Goal: Leave out the images; return the rest of the data exactly.
** START **
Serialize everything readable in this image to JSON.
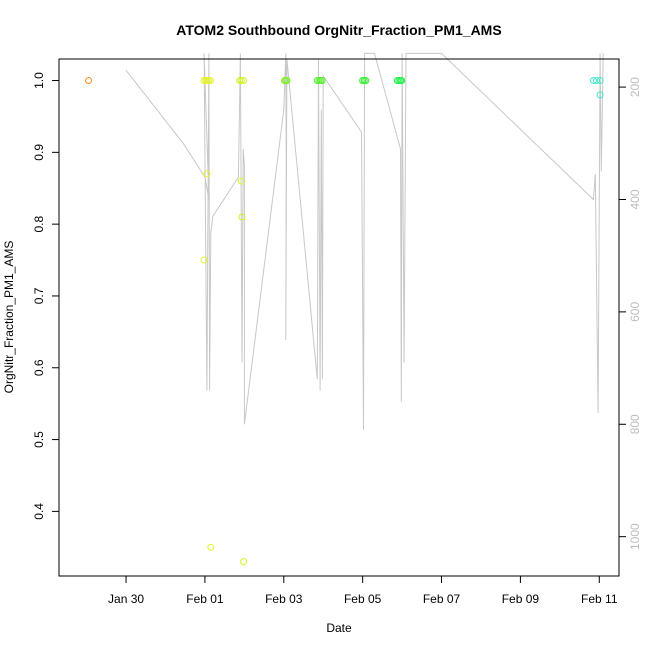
{
  "chart_data": {
    "type": "scatter",
    "title": "ATOM2 Southbound OrgNitr_Fraction_PM1_AMS",
    "xlabel": "Date",
    "ylabel": "OrgNitr_Fraction_PM1_AMS",
    "x_ticks": [
      "Jan 30",
      "Feb 01",
      "Feb 03",
      "Feb 05",
      "Feb 07",
      "Feb 09",
      "Feb 11"
    ],
    "x_tick_values": [
      30,
      32,
      34,
      36,
      38,
      40,
      42
    ],
    "xlim": [
      28.3,
      42.5
    ],
    "ylim": [
      0.31,
      1.03
    ],
    "y_ticks": [
      0.4,
      0.5,
      0.6,
      0.7,
      0.8,
      0.9,
      1.0
    ],
    "y2_ticks": [
      200,
      400,
      600,
      800,
      1000
    ],
    "y2lim": [
      1070,
      150
    ],
    "grid": false,
    "series": [
      {
        "points": [
          {
            "x": 29.05,
            "y": 1.0,
            "color": "#ff8c1a"
          },
          {
            "x": 31.98,
            "y": 1.0,
            "color": "#e6f22a"
          },
          {
            "x": 32.02,
            "y": 1.0,
            "color": "#e6f22a"
          },
          {
            "x": 32.06,
            "y": 1.0,
            "color": "#e6f22a"
          },
          {
            "x": 32.1,
            "y": 1.0,
            "color": "#e6f22a"
          },
          {
            "x": 32.14,
            "y": 1.0,
            "color": "#e6f22a"
          },
          {
            "x": 31.98,
            "y": 0.75,
            "color": "#e6f22a"
          },
          {
            "x": 32.05,
            "y": 0.87,
            "color": "#e6f22a"
          },
          {
            "x": 32.15,
            "y": 0.35,
            "color": "#e6f22a"
          },
          {
            "x": 32.88,
            "y": 1.0,
            "color": "#d4f526"
          },
          {
            "x": 32.92,
            "y": 1.0,
            "color": "#d4f526"
          },
          {
            "x": 32.98,
            "y": 1.0,
            "color": "#d4f526"
          },
          {
            "x": 32.92,
            "y": 0.86,
            "color": "#d4f526"
          },
          {
            "x": 32.94,
            "y": 0.81,
            "color": "#d4f526"
          },
          {
            "x": 32.98,
            "y": 0.33,
            "color": "#d4f526"
          },
          {
            "x": 34.02,
            "y": 1.0,
            "color": "#7ef22a"
          },
          {
            "x": 34.05,
            "y": 1.0,
            "color": "#7ef22a"
          },
          {
            "x": 34.08,
            "y": 1.0,
            "color": "#7ef22a"
          },
          {
            "x": 34.85,
            "y": 1.0,
            "color": "#55f02a"
          },
          {
            "x": 34.89,
            "y": 1.0,
            "color": "#55f02a"
          },
          {
            "x": 34.93,
            "y": 1.0,
            "color": "#55f02a"
          },
          {
            "x": 34.97,
            "y": 1.0,
            "color": "#55f02a"
          },
          {
            "x": 36.0,
            "y": 1.0,
            "color": "#2ef22a"
          },
          {
            "x": 36.04,
            "y": 1.0,
            "color": "#2ef22a"
          },
          {
            "x": 36.08,
            "y": 1.0,
            "color": "#2ef22a"
          },
          {
            "x": 36.88,
            "y": 1.0,
            "color": "#1ef24a"
          },
          {
            "x": 36.92,
            "y": 1.0,
            "color": "#1ef24a"
          },
          {
            "x": 36.96,
            "y": 1.0,
            "color": "#1ef24a"
          },
          {
            "x": 36.99,
            "y": 1.0,
            "color": "#1ef24a"
          },
          {
            "x": 41.85,
            "y": 1.0,
            "color": "#3fe8c8"
          },
          {
            "x": 41.93,
            "y": 1.0,
            "color": "#3fe8c8"
          },
          {
            "x": 42.02,
            "y": 1.0,
            "color": "#3fe8c8"
          },
          {
            "x": 42.02,
            "y": 0.98,
            "color": "#3fe8c8"
          }
        ]
      }
    ],
    "secondary_line": {
      "color": "#c8c8c8",
      "points": [
        [
          30.0,
          170
        ],
        [
          31.45,
          300
        ],
        [
          32.0,
          360
        ],
        [
          32.1,
          400
        ],
        [
          31.98,
          140
        ],
        [
          32.05,
          740
        ],
        [
          32.1,
          140
        ],
        [
          32.12,
          740
        ],
        [
          32.15,
          460
        ],
        [
          32.2,
          430
        ],
        [
          32.85,
          360
        ],
        [
          32.9,
          140
        ],
        [
          32.94,
          690
        ],
        [
          32.97,
          310
        ],
        [
          33.0,
          340
        ],
        [
          33.0,
          800
        ],
        [
          34.0,
          240
        ],
        [
          34.05,
          140
        ],
        [
          34.06,
          330
        ],
        [
          34.05,
          650
        ],
        [
          34.08,
          150
        ],
        [
          34.85,
          720
        ],
        [
          34.88,
          150
        ],
        [
          34.92,
          740
        ],
        [
          34.95,
          240
        ],
        [
          34.98,
          720
        ],
        [
          35.0,
          180
        ],
        [
          35.97,
          280
        ],
        [
          36.02,
          810
        ],
        [
          36.05,
          140
        ],
        [
          36.3,
          140
        ],
        [
          36.96,
          310
        ],
        [
          36.98,
          760
        ],
        [
          37.0,
          140
        ],
        [
          37.05,
          690
        ],
        [
          37.1,
          140
        ],
        [
          38.0,
          140
        ],
        [
          41.85,
          400
        ],
        [
          41.9,
          355
        ],
        [
          41.97,
          780
        ],
        [
          42.02,
          140
        ],
        [
          42.05,
          350
        ],
        [
          42.1,
          140
        ]
      ]
    }
  }
}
** END **
Task solution:
Serialize everything readable in this image to JSON.
{
  "chart_data": {
    "type": "scatter",
    "title": "ATOM2 Southbound OrgNitr_Fraction_PM1_AMS",
    "xlabel": "Date",
    "ylabel": "OrgNitr_Fraction_PM1_AMS",
    "x_ticks": [
      "Jan 30",
      "Feb 01",
      "Feb 03",
      "Feb 05",
      "Feb 07",
      "Feb 09",
      "Feb 11"
    ],
    "x_tick_values": [
      30,
      32,
      34,
      36,
      38,
      40,
      42
    ],
    "xlim": [
      28.3,
      42.5
    ],
    "ylim": [
      0.31,
      1.03
    ],
    "y_ticks": [
      0.4,
      0.5,
      0.6,
      0.7,
      0.8,
      0.9,
      1.0
    ],
    "y2_ticks": [
      200,
      400,
      600,
      800,
      1000
    ],
    "y2lim": [
      1070,
      150
    ],
    "grid": false,
    "series": [
      {
        "points": [
          {
            "x": 29.05,
            "y": 1.0,
            "color": "#ff8c1a"
          },
          {
            "x": 31.98,
            "y": 1.0,
            "color": "#e6f22a"
          },
          {
            "x": 32.02,
            "y": 1.0,
            "color": "#e6f22a"
          },
          {
            "x": 32.06,
            "y": 1.0,
            "color": "#e6f22a"
          },
          {
            "x": 32.1,
            "y": 1.0,
            "color": "#e6f22a"
          },
          {
            "x": 32.14,
            "y": 1.0,
            "color": "#e6f22a"
          },
          {
            "x": 31.98,
            "y": 0.75,
            "color": "#e6f22a"
          },
          {
            "x": 32.05,
            "y": 0.87,
            "color": "#e6f22a"
          },
          {
            "x": 32.15,
            "y": 0.35,
            "color": "#e6f22a"
          },
          {
            "x": 32.88,
            "y": 1.0,
            "color": "#d4f526"
          },
          {
            "x": 32.92,
            "y": 1.0,
            "color": "#d4f526"
          },
          {
            "x": 32.98,
            "y": 1.0,
            "color": "#d4f526"
          },
          {
            "x": 32.92,
            "y": 0.86,
            "color": "#d4f526"
          },
          {
            "x": 32.94,
            "y": 0.81,
            "color": "#d4f526"
          },
          {
            "x": 32.98,
            "y": 0.33,
            "color": "#d4f526"
          },
          {
            "x": 34.02,
            "y": 1.0,
            "color": "#7ef22a"
          },
          {
            "x": 34.05,
            "y": 1.0,
            "color": "#7ef22a"
          },
          {
            "x": 34.08,
            "y": 1.0,
            "color": "#7ef22a"
          },
          {
            "x": 34.85,
            "y": 1.0,
            "color": "#55f02a"
          },
          {
            "x": 34.89,
            "y": 1.0,
            "color": "#55f02a"
          },
          {
            "x": 34.93,
            "y": 1.0,
            "color": "#55f02a"
          },
          {
            "x": 34.97,
            "y": 1.0,
            "color": "#55f02a"
          },
          {
            "x": 36.0,
            "y": 1.0,
            "color": "#2ef22a"
          },
          {
            "x": 36.04,
            "y": 1.0,
            "color": "#2ef22a"
          },
          {
            "x": 36.08,
            "y": 1.0,
            "color": "#2ef22a"
          },
          {
            "x": 36.88,
            "y": 1.0,
            "color": "#1ef24a"
          },
          {
            "x": 36.92,
            "y": 1.0,
            "color": "#1ef24a"
          },
          {
            "x": 36.96,
            "y": 1.0,
            "color": "#1ef24a"
          },
          {
            "x": 36.99,
            "y": 1.0,
            "color": "#1ef24a"
          },
          {
            "x": 41.85,
            "y": 1.0,
            "color": "#3fe8c8"
          },
          {
            "x": 41.93,
            "y": 1.0,
            "color": "#3fe8c8"
          },
          {
            "x": 42.02,
            "y": 1.0,
            "color": "#3fe8c8"
          },
          {
            "x": 42.02,
            "y": 0.98,
            "color": "#3fe8c8"
          }
        ]
      }
    ],
    "secondary_line": {
      "color": "#c8c8c8",
      "points": [
        [
          30.0,
          170
        ],
        [
          31.45,
          300
        ],
        [
          32.0,
          360
        ],
        [
          32.1,
          400
        ],
        [
          31.98,
          140
        ],
        [
          32.05,
          740
        ],
        [
          32.1,
          140
        ],
        [
          32.12,
          740
        ],
        [
          32.15,
          460
        ],
        [
          32.2,
          430
        ],
        [
          32.85,
          360
        ],
        [
          32.9,
          140
        ],
        [
          32.94,
          690
        ],
        [
          32.97,
          310
        ],
        [
          33.0,
          340
        ],
        [
          33.0,
          800
        ],
        [
          34.0,
          240
        ],
        [
          34.05,
          140
        ],
        [
          34.06,
          330
        ],
        [
          34.05,
          650
        ],
        [
          34.08,
          150
        ],
        [
          34.85,
          720
        ],
        [
          34.88,
          150
        ],
        [
          34.92,
          740
        ],
        [
          34.95,
          240
        ],
        [
          34.98,
          720
        ],
        [
          35.0,
          180
        ],
        [
          35.97,
          280
        ],
        [
          36.02,
          810
        ],
        [
          36.05,
          140
        ],
        [
          36.3,
          140
        ],
        [
          36.96,
          310
        ],
        [
          36.98,
          760
        ],
        [
          37.0,
          140
        ],
        [
          37.05,
          690
        ],
        [
          37.1,
          140
        ],
        [
          38.0,
          140
        ],
        [
          41.85,
          400
        ],
        [
          41.9,
          355
        ],
        [
          41.97,
          780
        ],
        [
          42.02,
          140
        ],
        [
          42.05,
          350
        ],
        [
          42.1,
          140
        ]
      ]
    }
  }
}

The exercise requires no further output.